* _The exercise_:
Copy the data word for word, keeping every line.

* _Task material_:
·····

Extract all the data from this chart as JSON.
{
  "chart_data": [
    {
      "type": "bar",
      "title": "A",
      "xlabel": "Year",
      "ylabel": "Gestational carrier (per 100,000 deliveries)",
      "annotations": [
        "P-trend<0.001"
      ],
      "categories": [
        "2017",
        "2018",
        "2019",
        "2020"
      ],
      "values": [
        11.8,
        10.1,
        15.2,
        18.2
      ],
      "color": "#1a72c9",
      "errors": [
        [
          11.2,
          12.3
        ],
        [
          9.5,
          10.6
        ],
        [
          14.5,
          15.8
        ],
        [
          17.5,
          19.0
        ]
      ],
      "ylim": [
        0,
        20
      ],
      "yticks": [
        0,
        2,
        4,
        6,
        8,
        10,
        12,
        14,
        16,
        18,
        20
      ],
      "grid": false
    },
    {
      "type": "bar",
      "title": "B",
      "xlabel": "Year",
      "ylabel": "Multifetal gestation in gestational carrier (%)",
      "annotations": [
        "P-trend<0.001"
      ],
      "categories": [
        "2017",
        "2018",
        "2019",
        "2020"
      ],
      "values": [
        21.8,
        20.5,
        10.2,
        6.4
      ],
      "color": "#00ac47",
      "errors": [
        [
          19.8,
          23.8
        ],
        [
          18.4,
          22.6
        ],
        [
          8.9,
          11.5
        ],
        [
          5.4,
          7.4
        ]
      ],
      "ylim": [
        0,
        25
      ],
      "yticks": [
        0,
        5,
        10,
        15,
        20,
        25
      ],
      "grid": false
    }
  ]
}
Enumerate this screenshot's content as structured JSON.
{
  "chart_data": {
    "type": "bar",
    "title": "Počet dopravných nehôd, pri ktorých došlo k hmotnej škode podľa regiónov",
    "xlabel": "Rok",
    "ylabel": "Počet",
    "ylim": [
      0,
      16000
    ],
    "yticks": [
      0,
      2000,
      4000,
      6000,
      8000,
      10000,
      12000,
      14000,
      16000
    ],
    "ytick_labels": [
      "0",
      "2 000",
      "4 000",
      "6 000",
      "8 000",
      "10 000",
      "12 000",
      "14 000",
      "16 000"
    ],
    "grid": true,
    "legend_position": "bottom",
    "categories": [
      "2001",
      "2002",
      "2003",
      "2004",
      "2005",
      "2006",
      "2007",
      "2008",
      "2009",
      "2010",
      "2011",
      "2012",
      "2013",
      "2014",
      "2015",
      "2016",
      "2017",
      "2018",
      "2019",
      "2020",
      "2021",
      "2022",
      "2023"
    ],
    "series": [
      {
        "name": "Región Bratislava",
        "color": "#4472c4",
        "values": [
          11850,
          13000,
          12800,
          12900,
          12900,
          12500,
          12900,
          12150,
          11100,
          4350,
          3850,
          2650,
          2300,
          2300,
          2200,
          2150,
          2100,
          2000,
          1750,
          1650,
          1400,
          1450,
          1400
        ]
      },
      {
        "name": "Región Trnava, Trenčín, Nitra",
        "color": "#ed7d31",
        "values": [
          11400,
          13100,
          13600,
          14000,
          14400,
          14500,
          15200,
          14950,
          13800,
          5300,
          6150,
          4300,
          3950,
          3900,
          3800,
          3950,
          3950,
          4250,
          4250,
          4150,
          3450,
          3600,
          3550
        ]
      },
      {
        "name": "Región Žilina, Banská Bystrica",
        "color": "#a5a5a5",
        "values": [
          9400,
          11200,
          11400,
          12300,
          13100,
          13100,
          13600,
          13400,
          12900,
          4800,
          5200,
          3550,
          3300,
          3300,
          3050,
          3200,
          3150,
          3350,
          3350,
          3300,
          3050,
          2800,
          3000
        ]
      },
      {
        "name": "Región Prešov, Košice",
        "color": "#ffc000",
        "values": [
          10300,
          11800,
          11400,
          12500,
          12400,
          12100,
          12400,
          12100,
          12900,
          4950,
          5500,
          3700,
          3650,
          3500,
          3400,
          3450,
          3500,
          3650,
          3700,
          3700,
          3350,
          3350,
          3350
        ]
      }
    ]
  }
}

·····

* _Solution to the problem_:
Extract all the data from this chart as JSON.
{
  "chart_data": [
    {
      "type": "bar",
      "title": "A",
      "xlabel": "Year",
      "ylabel": "Gestational carrier (per 100,000 deliveries)",
      "annotations": [
        "P-trend<0.001"
      ],
      "categories": [
        "2017",
        "2018",
        "2019",
        "2020"
      ],
      "values": [
        11.8,
        10.1,
        15.2,
        18.2
      ],
      "color": "#1a72c9",
      "errors": [
        [
          11.2,
          12.3
        ],
        [
          9.5,
          10.6
        ],
        [
          14.5,
          15.8
        ],
        [
          17.5,
          19.0
        ]
      ],
      "ylim": [
        0,
        20
      ],
      "yticks": [
        0,
        2,
        4,
        6,
        8,
        10,
        12,
        14,
        16,
        18,
        20
      ],
      "grid": false
    },
    {
      "type": "bar",
      "title": "B",
      "xlabel": "Year",
      "ylabel": "Multifetal gestation in gestational carrier (%)",
      "annotations": [
        "P-trend<0.001"
      ],
      "categories": [
        "2017",
        "2018",
        "2019",
        "2020"
      ],
      "values": [
        21.8,
        20.5,
        10.2,
        6.4
      ],
      "color": "#00ac47",
      "errors": [
        [
          19.8,
          23.8
        ],
        [
          18.4,
          22.6
        ],
        [
          8.9,
          11.5
        ],
        [
          5.4,
          7.4
        ]
      ],
      "ylim": [
        0,
        25
      ],
      "yticks": [
        0,
        5,
        10,
        15,
        20,
        25
      ],
      "grid": false
    }
  ]
}
Enumerate this screenshot's content as structured JSON.
{
  "chart_data": {
    "type": "bar",
    "title": "Počet dopravných nehôd, pri ktorých došlo k hmotnej škode podľa regiónov",
    "xlabel": "Rok",
    "ylabel": "Počet",
    "ylim": [
      0,
      16000
    ],
    "yticks": [
      0,
      2000,
      4000,
      6000,
      8000,
      10000,
      12000,
      14000,
      16000
    ],
    "ytick_labels": [
      "0",
      "2 000",
      "4 000",
      "6 000",
      "8 000",
      "10 000",
      "12 000",
      "14 000",
      "16 000"
    ],
    "grid": true,
    "legend_position": "bottom",
    "categories": [
      "2001",
      "2002",
      "2003",
      "2004",
      "2005",
      "2006",
      "2007",
      "2008",
      "2009",
      "2010",
      "2011",
      "2012",
      "2013",
      "2014",
      "2015",
      "2016",
      "2017",
      "2018",
      "2019",
      "2020",
      "2021",
      "2022",
      "2023"
    ],
    "series": [
      {
        "name": "Región Bratislava",
        "color": "#4472c4",
        "values": [
          11850,
          13000,
          12800,
          12900,
          12900,
          12500,
          12900,
          12150,
          11100,
          4350,
          3850,
          2650,
          2300,
          2300,
          2200,
          2150,
          2100,
          2000,
          1750,
          1650,
          1400,
          1450,
          1400
        ]
      },
      {
        "name": "Región Trnava, Trenčín, Nitra",
        "color": "#ed7d31",
        "values": [
          11400,
          13100,
          13600,
          14000,
          14400,
          14500,
          15200,
          14950,
          13800,
          5300,
          6150,
          4300,
          3950,
          3900,
          3800,
          3950,
          3950,
          4250,
          4250,
          4150,
          3450,
          3600,
          3550
        ]
      },
      {
        "name": "Región Žilina, Banská Bystrica",
        "color": "#a5a5a5",
        "values": [
          9400,
          11200,
          11400,
          12300,
          13100,
          13100,
          13600,
          13400,
          12900,
          4800,
          5200,
          3550,
          3300,
          3300,
          3050,
          3200,
          3150,
          3350,
          3350,
          3300,
          3050,
          2800,
          3000
        ]
      },
      {
        "name": "Región Prešov, Košice",
        "color": "#ffc000",
        "values": [
          10300,
          11800,
          11400,
          12500,
          12400,
          12100,
          12400,
          12100,
          12900,
          4950,
          5500,
          3700,
          3650,
          3500,
          3400,
          3450,
          3500,
          3650,
          3700,
          3700,
          3350,
          3350,
          3350
        ]
      }
    ]
  }
}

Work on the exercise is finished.